## Task material
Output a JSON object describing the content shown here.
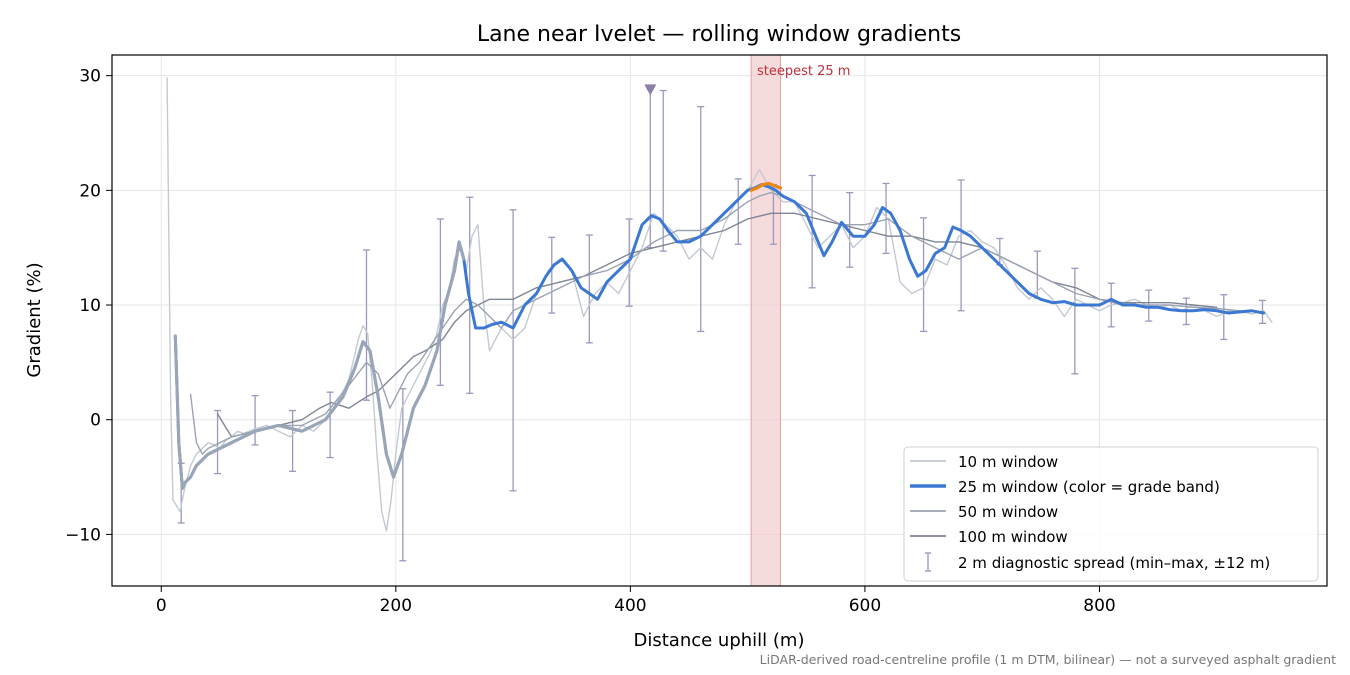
{
  "chart_data": {
    "type": "line",
    "title": "Lane near Ivelet — rolling window gradients",
    "xlabel": "Distance uphill (m)",
    "ylabel": "Gradient (%)",
    "xlim": [
      -42,
      994
    ],
    "ylim": [
      -14.5,
      31.8
    ],
    "xticks": [
      0,
      200,
      400,
      600,
      800
    ],
    "yticks": [
      -10,
      0,
      10,
      20,
      30
    ],
    "ytick_labels": [
      "−10",
      "0",
      "10",
      "20",
      "30"
    ],
    "grid": true,
    "legend_position": "lower right",
    "footnote": "LiDAR-derived road-centreline profile (1 m DTM, bilinear) — not a surveyed asphalt gradient",
    "annotation": {
      "text": "steepest 25 m",
      "x_start": 503,
      "x_end": 528
    },
    "colors": {
      "w10": "#c3c9d3",
      "w25": "#3a78d3",
      "w25_steepest": "#e8880f",
      "w50": "#9ba3b3",
      "w100": "#7e8594",
      "errorbar": "#9b98bd",
      "span": "#f2cccf",
      "annotation": "#c0303a",
      "marker": "#8e7fa6",
      "footnote": "#777777"
    },
    "series": [
      {
        "name": "10 m window",
        "x": [
          5,
          8,
          10,
          13,
          16,
          20,
          25,
          30,
          35,
          40,
          45,
          50,
          55,
          60,
          65,
          70,
          80,
          90,
          100,
          110,
          120,
          130,
          140,
          150,
          160,
          168,
          172,
          176,
          180,
          184,
          188,
          192,
          196,
          200,
          205,
          210,
          220,
          230,
          235,
          240,
          245,
          250,
          255,
          260,
          265,
          270,
          275,
          280,
          290,
          300,
          310,
          320,
          330,
          340,
          350,
          360,
          370,
          380,
          390,
          400,
          410,
          420,
          430,
          440,
          450,
          460,
          470,
          480,
          490,
          500,
          510,
          520,
          530,
          540,
          550,
          560,
          570,
          580,
          590,
          600,
          610,
          620,
          630,
          640,
          650,
          660,
          670,
          680,
          690,
          700,
          710,
          720,
          730,
          740,
          750,
          760,
          770,
          780,
          790,
          800,
          810,
          820,
          830,
          840,
          850,
          860,
          870,
          880,
          890,
          900,
          910,
          920,
          930,
          940,
          947
        ],
        "y": [
          29.8,
          2,
          -7,
          -7.5,
          -8,
          -6,
          -4,
          -3,
          -2.5,
          -2,
          -2.2,
          -2.5,
          -1.8,
          -1.5,
          -1,
          -1.2,
          -0.8,
          -0.5,
          -1,
          -1.5,
          -0.5,
          -1,
          0,
          1.5,
          3.5,
          7,
          8.2,
          7.5,
          3,
          -3,
          -8,
          -9.7,
          -7,
          -3,
          1,
          2,
          4,
          6,
          7.5,
          10,
          11,
          14,
          15,
          13,
          16,
          17,
          10,
          6,
          8,
          7,
          8,
          11,
          13,
          14,
          13,
          9,
          11,
          12,
          11,
          13,
          15,
          18,
          17,
          16,
          14,
          15,
          14,
          17,
          19,
          20,
          21.8,
          20,
          19,
          19,
          17,
          15,
          16,
          17,
          15,
          16,
          18.5,
          17.5,
          12,
          11,
          11.5,
          14,
          13.5,
          16,
          16.5,
          15.5,
          15,
          13.5,
          11.5,
          10.5,
          11.5,
          10.5,
          9,
          10.5,
          10,
          9.5,
          10,
          10.2,
          10.5,
          10,
          9.8,
          10,
          9.5,
          10,
          9.5,
          9,
          9.5,
          9.5,
          9.2,
          9.5,
          8.5
        ]
      },
      {
        "name": "25 m window (color = grade band)",
        "x": [
          12,
          15,
          18,
          20,
          25,
          30,
          40,
          50,
          60,
          80,
          100,
          120,
          140,
          155,
          165,
          172,
          178,
          185,
          192,
          198,
          205,
          215,
          225,
          235,
          242,
          250,
          254,
          258,
          262,
          268,
          275,
          282,
          290,
          300,
          310,
          320,
          328,
          335,
          342,
          350,
          358,
          365,
          372,
          380,
          390,
          400,
          405,
          410,
          418,
          425,
          432,
          440,
          450,
          460,
          470,
          480,
          490,
          500,
          506,
          512,
          518,
          524,
          530,
          540,
          550,
          558,
          565,
          572,
          580,
          590,
          600,
          608,
          615,
          622,
          630,
          638,
          645,
          652,
          660,
          668,
          675,
          682,
          690,
          700,
          710,
          720,
          730,
          740,
          750,
          760,
          770,
          780,
          790,
          800,
          810,
          820,
          830,
          840,
          850,
          860,
          870,
          880,
          890,
          900,
          910,
          920,
          930,
          940
        ],
        "y": [
          7.3,
          -2,
          -6,
          -5.5,
          -5,
          -4,
          -3,
          -2.5,
          -2,
          -1,
          -0.5,
          -1,
          0,
          2,
          4.5,
          6.8,
          6,
          2,
          -3,
          -5,
          -3,
          1,
          3,
          6,
          10,
          13,
          15.5,
          14,
          11,
          8,
          8,
          8.3,
          8.5,
          8,
          10,
          11,
          12.5,
          13.5,
          14,
          13,
          11.5,
          11,
          10.5,
          12,
          13,
          14,
          15.5,
          17,
          17.8,
          17.5,
          16.5,
          15.5,
          15.5,
          16,
          17,
          18,
          19,
          20,
          20.2,
          20.5,
          20.3,
          20,
          19.5,
          19,
          18,
          16,
          14.3,
          15.5,
          17.2,
          16,
          16,
          17,
          18.5,
          18,
          16.5,
          14,
          12.5,
          13,
          14.5,
          15,
          16.8,
          16.5,
          16,
          15,
          14,
          13,
          12,
          11,
          10.5,
          10.2,
          10.3,
          10,
          10,
          10,
          10.5,
          10,
          10,
          9.8,
          9.8,
          9.6,
          9.5,
          9.5,
          9.6,
          9.5,
          9.3,
          9.4,
          9.5,
          9.3
        ]
      },
      {
        "name": "50 m window",
        "x": [
          25,
          30,
          35,
          40,
          50,
          60,
          80,
          100,
          120,
          140,
          160,
          175,
          185,
          195,
          200,
          210,
          220,
          230,
          240,
          250,
          260,
          270,
          280,
          290,
          300,
          320,
          340,
          360,
          380,
          400,
          420,
          440,
          460,
          480,
          500,
          510,
          520,
          530,
          540,
          560,
          580,
          600,
          620,
          640,
          660,
          680,
          700,
          720,
          740,
          760,
          780,
          800,
          820,
          840,
          860,
          880,
          900,
          920,
          940
        ],
        "y": [
          2.2,
          -2,
          -3,
          -2.5,
          -2,
          -1.5,
          -1,
          -0.5,
          -0.5,
          0.5,
          3,
          5,
          4,
          1,
          2,
          4,
          5,
          6.5,
          8,
          9.5,
          10.5,
          10,
          9,
          8,
          9.5,
          10.5,
          11.5,
          12.5,
          13,
          14,
          15.5,
          16.5,
          16.5,
          17.5,
          19,
          19.5,
          19.8,
          19.5,
          19,
          18,
          17,
          17,
          17.5,
          16,
          15,
          14,
          15,
          14,
          13,
          12,
          11,
          10.5,
          10,
          10,
          10,
          9.8,
          9.7,
          9.5,
          9.4
        ]
      },
      {
        "name": "100 m window",
        "x": [
          48,
          60,
          80,
          100,
          120,
          135,
          145,
          160,
          175,
          185,
          195,
          205,
          215,
          225,
          240,
          250,
          260,
          280,
          300,
          320,
          340,
          360,
          380,
          400,
          420,
          440,
          460,
          480,
          500,
          520,
          540,
          560,
          580,
          600,
          620,
          640,
          660,
          680,
          700,
          720,
          740,
          760,
          780,
          800,
          820,
          840,
          860,
          880,
          900
        ],
        "y": [
          0.5,
          -1.5,
          -1,
          -0.5,
          0,
          1,
          1.5,
          1,
          2,
          2.5,
          3.5,
          4.5,
          5.5,
          6,
          7,
          8.5,
          9.5,
          10.5,
          10.5,
          11.5,
          12,
          12.5,
          13.5,
          14.5,
          15,
          15.5,
          16,
          16.5,
          17.5,
          18,
          18,
          17.5,
          17,
          16.5,
          16,
          16,
          15.5,
          15.5,
          15,
          14,
          13,
          12,
          11.5,
          10.5,
          10.2,
          10.2,
          10.2,
          10,
          9.8
        ]
      }
    ],
    "steepest_segment": {
      "x": [
        503,
        508,
        513,
        518,
        523,
        528
      ],
      "y": [
        20,
        20.2,
        20.5,
        20.6,
        20.4,
        20.2
      ]
    },
    "diagnostic_spread": {
      "name": "2 m diagnostic spread (min–max, ±12 m)",
      "x": [
        17,
        48,
        80,
        112,
        144,
        175,
        206,
        238,
        263,
        300,
        333,
        365,
        399,
        417,
        428,
        460,
        492,
        522,
        555,
        587,
        618,
        650,
        682,
        715,
        747,
        779,
        810,
        842,
        874,
        906,
        939
      ],
      "lo": [
        -9,
        -4.7,
        -2.2,
        -4.5,
        -3.3,
        1.7,
        -12.3,
        3,
        2.3,
        -6.2,
        9.3,
        6.7,
        9.9,
        15,
        14.7,
        7.7,
        15.3,
        15.3,
        11.5,
        13.3,
        14.5,
        7.7,
        9.5,
        13.5,
        10.6,
        4,
        8.1,
        8.6,
        8.3,
        7,
        8.4
      ],
      "hi": [
        -3.8,
        0.8,
        2.1,
        0.8,
        2.4,
        14.8,
        2.7,
        17.5,
        19.4,
        18.3,
        15.9,
        16.1,
        17.5,
        28.8,
        28.7,
        27.3,
        21,
        20.5,
        21.3,
        19.8,
        20.6,
        17.6,
        20.9,
        15.8,
        14.7,
        13.2,
        11.9,
        11.3,
        10.6,
        10.9,
        10.4
      ]
    },
    "marker": {
      "x": 417,
      "y": 28.8,
      "shape": "triangle-down"
    }
  }
}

## Set exercise
Write only the number of lines that include "name".

## Solution below
5